**Instructions for the task:** Work through the data below and give the number of lines holding "page", nothing more.

**The records:**
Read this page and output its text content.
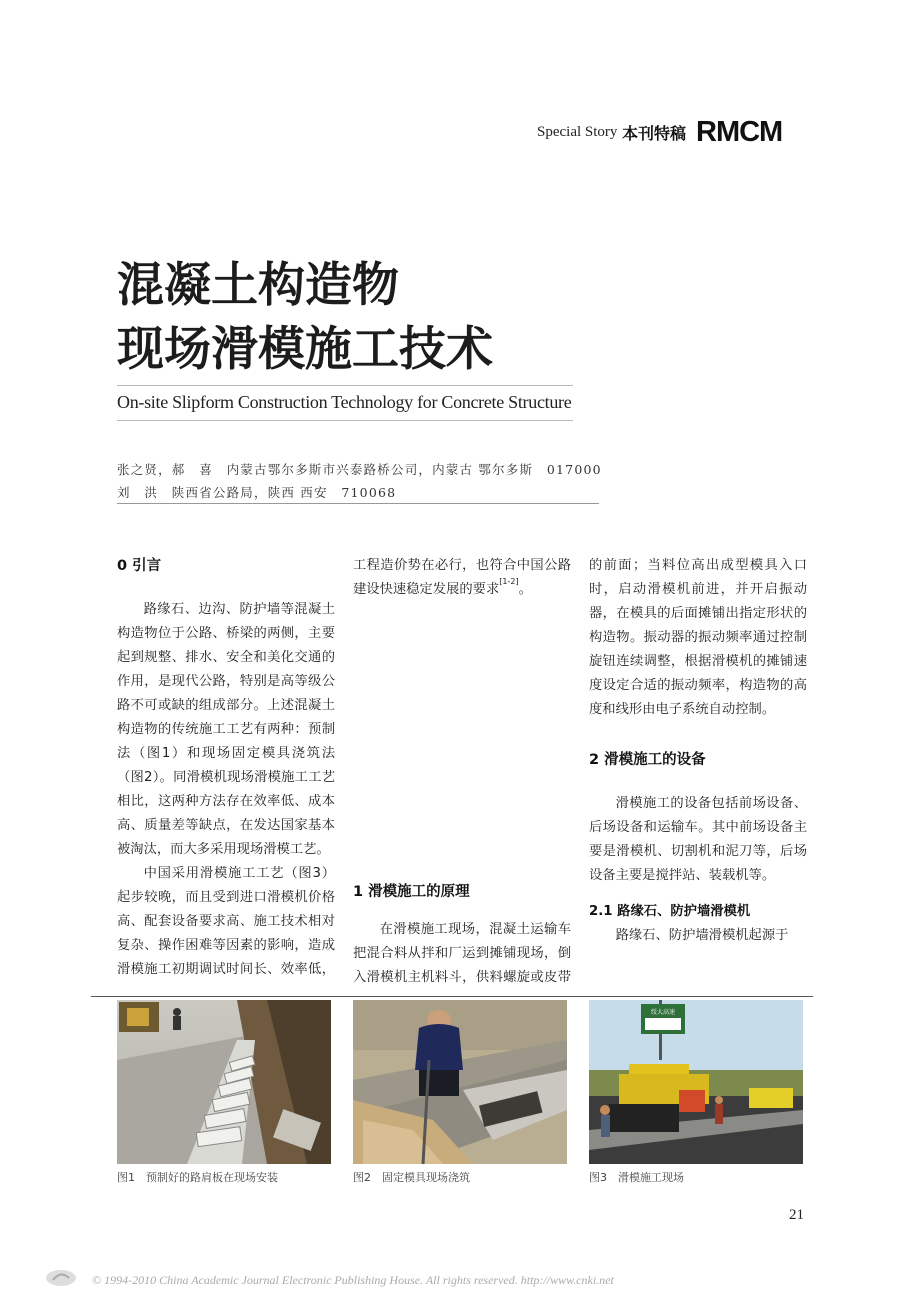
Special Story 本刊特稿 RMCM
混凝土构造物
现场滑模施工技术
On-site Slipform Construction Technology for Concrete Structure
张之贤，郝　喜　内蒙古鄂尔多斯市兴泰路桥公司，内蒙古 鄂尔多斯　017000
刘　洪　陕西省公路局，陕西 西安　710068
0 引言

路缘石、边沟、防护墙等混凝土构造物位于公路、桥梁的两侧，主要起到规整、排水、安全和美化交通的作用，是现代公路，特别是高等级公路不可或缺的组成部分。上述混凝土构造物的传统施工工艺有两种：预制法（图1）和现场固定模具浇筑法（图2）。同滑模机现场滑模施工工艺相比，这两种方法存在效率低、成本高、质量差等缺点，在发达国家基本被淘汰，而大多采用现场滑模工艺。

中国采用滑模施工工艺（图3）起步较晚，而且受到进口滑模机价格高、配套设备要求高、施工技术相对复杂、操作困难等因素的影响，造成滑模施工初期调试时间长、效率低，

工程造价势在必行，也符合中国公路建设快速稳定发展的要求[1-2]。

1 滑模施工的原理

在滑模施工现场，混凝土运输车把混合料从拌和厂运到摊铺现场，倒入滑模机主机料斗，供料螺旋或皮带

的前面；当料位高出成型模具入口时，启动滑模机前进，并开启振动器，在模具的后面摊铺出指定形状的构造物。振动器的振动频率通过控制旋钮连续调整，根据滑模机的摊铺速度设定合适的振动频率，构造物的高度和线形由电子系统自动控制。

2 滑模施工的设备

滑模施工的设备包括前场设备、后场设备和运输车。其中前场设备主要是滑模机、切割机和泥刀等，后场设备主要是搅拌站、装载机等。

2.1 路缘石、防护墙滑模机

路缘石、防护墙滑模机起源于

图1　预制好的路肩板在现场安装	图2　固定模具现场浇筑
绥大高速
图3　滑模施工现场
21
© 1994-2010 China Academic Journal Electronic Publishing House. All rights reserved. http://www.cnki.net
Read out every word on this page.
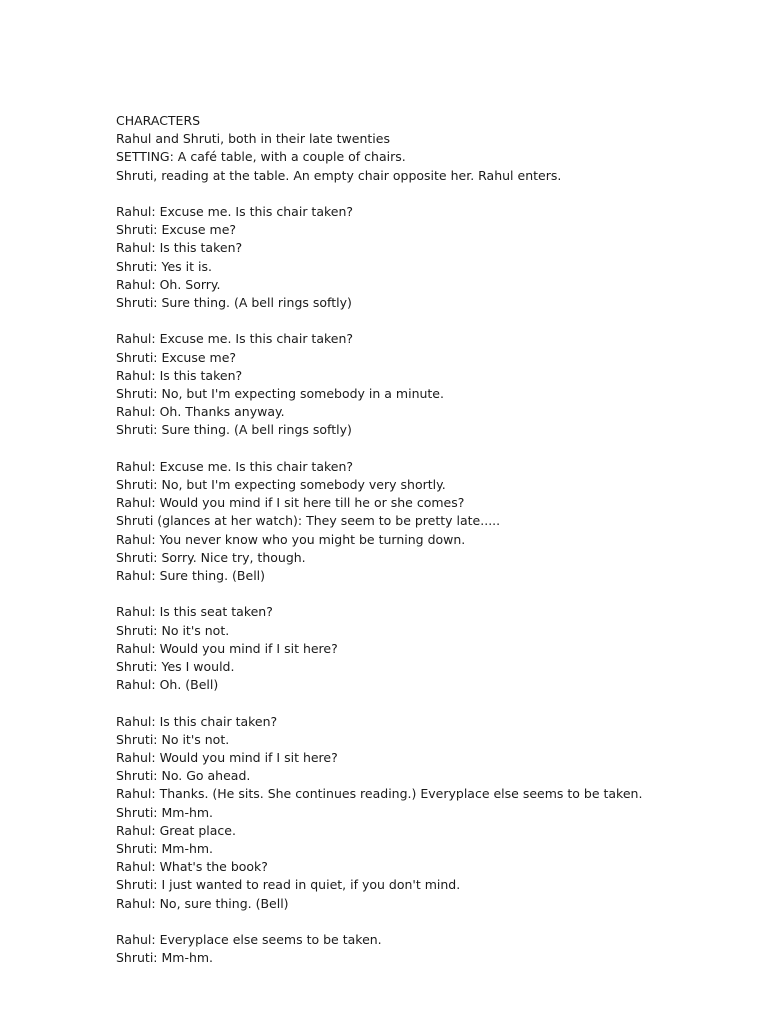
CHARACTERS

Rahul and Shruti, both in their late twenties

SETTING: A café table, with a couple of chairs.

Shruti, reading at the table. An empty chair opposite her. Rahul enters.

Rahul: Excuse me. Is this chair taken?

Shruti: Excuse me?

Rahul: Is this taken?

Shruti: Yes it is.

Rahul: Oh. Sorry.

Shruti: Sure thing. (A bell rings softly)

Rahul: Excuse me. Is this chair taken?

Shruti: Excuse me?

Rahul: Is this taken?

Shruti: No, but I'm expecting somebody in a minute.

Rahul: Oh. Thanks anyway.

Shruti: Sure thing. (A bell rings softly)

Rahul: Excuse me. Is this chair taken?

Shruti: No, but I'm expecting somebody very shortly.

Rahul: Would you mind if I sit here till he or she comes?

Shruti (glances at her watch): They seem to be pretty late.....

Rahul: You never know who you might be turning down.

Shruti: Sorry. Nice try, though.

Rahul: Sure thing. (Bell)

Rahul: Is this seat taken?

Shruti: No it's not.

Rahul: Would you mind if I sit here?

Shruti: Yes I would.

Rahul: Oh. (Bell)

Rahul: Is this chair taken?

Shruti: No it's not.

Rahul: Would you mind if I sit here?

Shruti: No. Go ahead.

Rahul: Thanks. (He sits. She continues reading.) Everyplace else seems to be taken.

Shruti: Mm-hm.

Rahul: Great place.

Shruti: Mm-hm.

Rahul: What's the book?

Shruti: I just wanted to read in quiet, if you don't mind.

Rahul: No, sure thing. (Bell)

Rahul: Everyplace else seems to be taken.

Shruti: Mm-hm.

...

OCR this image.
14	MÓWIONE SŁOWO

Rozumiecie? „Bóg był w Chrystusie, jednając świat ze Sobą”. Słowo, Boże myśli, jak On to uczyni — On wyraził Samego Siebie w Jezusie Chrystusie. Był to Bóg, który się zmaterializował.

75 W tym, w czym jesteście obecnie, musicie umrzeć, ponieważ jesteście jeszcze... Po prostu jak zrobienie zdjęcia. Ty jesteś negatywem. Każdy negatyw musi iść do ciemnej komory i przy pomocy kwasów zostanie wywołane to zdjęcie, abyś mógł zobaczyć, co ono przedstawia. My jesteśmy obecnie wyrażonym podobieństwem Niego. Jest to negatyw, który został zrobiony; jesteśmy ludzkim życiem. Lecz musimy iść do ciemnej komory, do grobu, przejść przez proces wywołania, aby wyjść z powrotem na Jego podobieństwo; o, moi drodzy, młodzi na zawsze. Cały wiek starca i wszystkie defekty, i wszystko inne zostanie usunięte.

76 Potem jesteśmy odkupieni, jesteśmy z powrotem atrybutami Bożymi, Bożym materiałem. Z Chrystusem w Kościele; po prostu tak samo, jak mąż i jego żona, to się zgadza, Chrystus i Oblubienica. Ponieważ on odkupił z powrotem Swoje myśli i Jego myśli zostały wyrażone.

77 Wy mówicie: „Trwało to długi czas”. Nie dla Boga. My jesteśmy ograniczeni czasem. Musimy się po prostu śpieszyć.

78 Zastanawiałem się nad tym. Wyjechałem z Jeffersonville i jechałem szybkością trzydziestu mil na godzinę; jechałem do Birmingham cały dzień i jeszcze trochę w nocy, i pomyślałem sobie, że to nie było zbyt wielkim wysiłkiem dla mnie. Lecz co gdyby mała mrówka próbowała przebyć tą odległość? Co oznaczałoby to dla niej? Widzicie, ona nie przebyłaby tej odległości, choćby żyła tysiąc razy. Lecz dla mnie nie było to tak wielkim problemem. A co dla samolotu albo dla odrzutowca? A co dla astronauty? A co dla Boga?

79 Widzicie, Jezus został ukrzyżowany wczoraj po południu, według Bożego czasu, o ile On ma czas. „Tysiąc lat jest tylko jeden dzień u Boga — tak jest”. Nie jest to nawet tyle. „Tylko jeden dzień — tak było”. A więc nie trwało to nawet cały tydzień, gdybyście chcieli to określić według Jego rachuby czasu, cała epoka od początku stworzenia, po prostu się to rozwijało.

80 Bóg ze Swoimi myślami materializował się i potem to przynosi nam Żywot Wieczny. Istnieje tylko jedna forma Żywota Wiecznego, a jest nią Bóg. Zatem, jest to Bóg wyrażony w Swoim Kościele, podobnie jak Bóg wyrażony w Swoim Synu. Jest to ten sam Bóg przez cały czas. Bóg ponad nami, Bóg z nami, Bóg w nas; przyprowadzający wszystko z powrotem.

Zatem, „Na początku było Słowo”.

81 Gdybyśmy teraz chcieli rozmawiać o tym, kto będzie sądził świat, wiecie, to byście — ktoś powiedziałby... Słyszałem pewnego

**Right answer:** 2